• **Your instructions**:
Copy out the records without any changes, from the line with "World Cr… [360,280,779,300]" to the line with "article-item[interactable]: Wann kommt".

+++

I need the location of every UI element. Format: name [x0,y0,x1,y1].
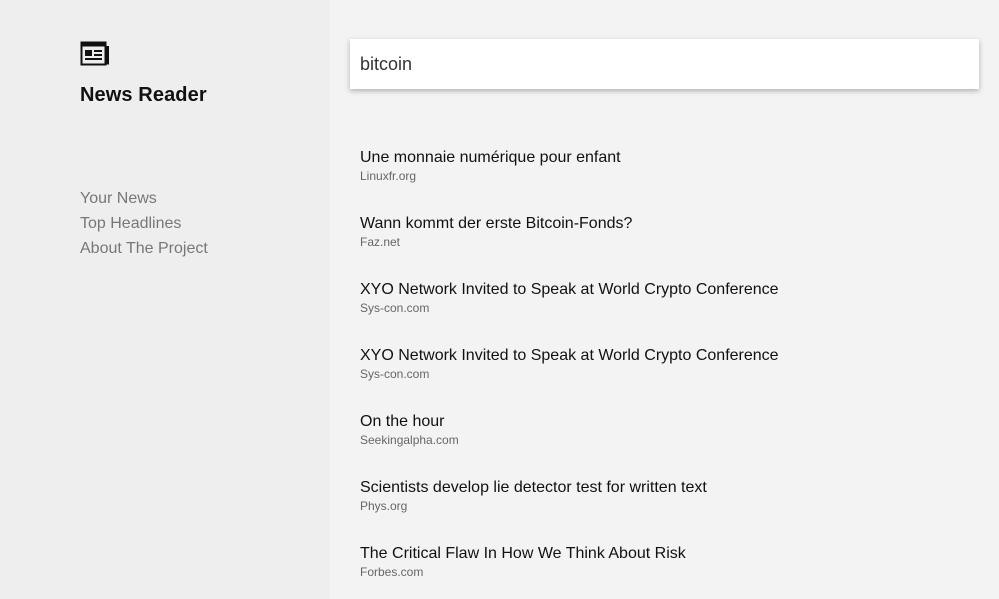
article-title[interactable]: XYO Network Invited to Speak at World Cr… [360,280,779,300]
article-source: Faz.net [360,235,401,249]
article-title[interactable]: XYO Network Invited to Speak at World Cr… [360,346,779,366]
article-item[interactable]: Une monnaie numérique pour enfant Linuxf… [360,148,779,214]
article-item[interactable]: On the hour Seekingalpha.com [360,412,779,478]
nav-item-about-the-project[interactable]: About The Project [80,236,208,261]
article-item[interactable]: Wann kommt der erste Bitcoin-Fonds? Faz.… [360,214,779,280]
article-item[interactable]: XYO Network Invited to Speak at World Cr… [360,346,779,412]
article-source: Phys.org [360,499,408,513]
nav-item-top-headlines[interactable]: Top Headlines [80,211,208,236]
article-source: Seekingalpha.com [360,433,459,447]
article-title[interactable]: Scientists develop lie detector test for… [360,478,779,498]
app-window: News Reader Your News Top Headlines Abou… [0,0,999,599]
article-item[interactable]: Scientists develop lie detector test for… [360,478,779,544]
article-source: Sys-con.com [360,367,430,381]
article-item[interactable]: XYO Network Invited to Speak at World Cr… [360,280,779,346]
main-content: Une monnaie numérique pour enfant Linuxf… [330,0,999,599]
sidebar: News Reader Your News Top Headlines Abou… [0,0,330,599]
article-list: Une monnaie numérique pour enfant Linuxf… [360,148,779,599]
nav-item-your-news[interactable]: Your News [80,186,208,211]
article-source: Forbes.com [360,565,424,579]
sidebar-nav: Your News Top Headlines About The Projec… [80,186,208,261]
article-title[interactable]: On the hour [360,412,779,432]
article-title[interactable]: Une monnaie numérique pour enfant [360,148,779,168]
search-input[interactable] [350,39,979,89]
article-title[interactable]: The Critical Flaw In How We Think About … [360,544,779,564]
newspaper-icon [80,41,109,66]
app-title: News Reader [80,84,207,106]
search-box [350,39,979,89]
article-item[interactable]: The Critical Flaw In How We Think About … [360,544,779,599]
article-source: Linuxfr.org [360,169,417,183]
article-title[interactable]: Wann kommt der erste Bitcoin-Fonds? [360,214,779,234]
article-source: Sys-con.com [360,301,430,315]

+++

• **Output of the task**:
article-title[interactable]: XYO Network Invited to Speak at World Cr… [360,280,779,300]
article-source: Faz.net [360,235,401,249]
article-title[interactable]: XYO Network Invited to Speak at World Cr… [360,346,779,366]
article-item[interactable]: Une monnaie numérique pour enfant Linuxf… [360,148,779,214]
article-item[interactable]: On the hour Seekingalpha.com [360,412,779,478]
nav-item-about-the-project[interactable]: About The Project [80,236,208,261]
article-item[interactable]: Wann kommt der erste Bitcoin-Fonds? Faz.… [360,214,779,280]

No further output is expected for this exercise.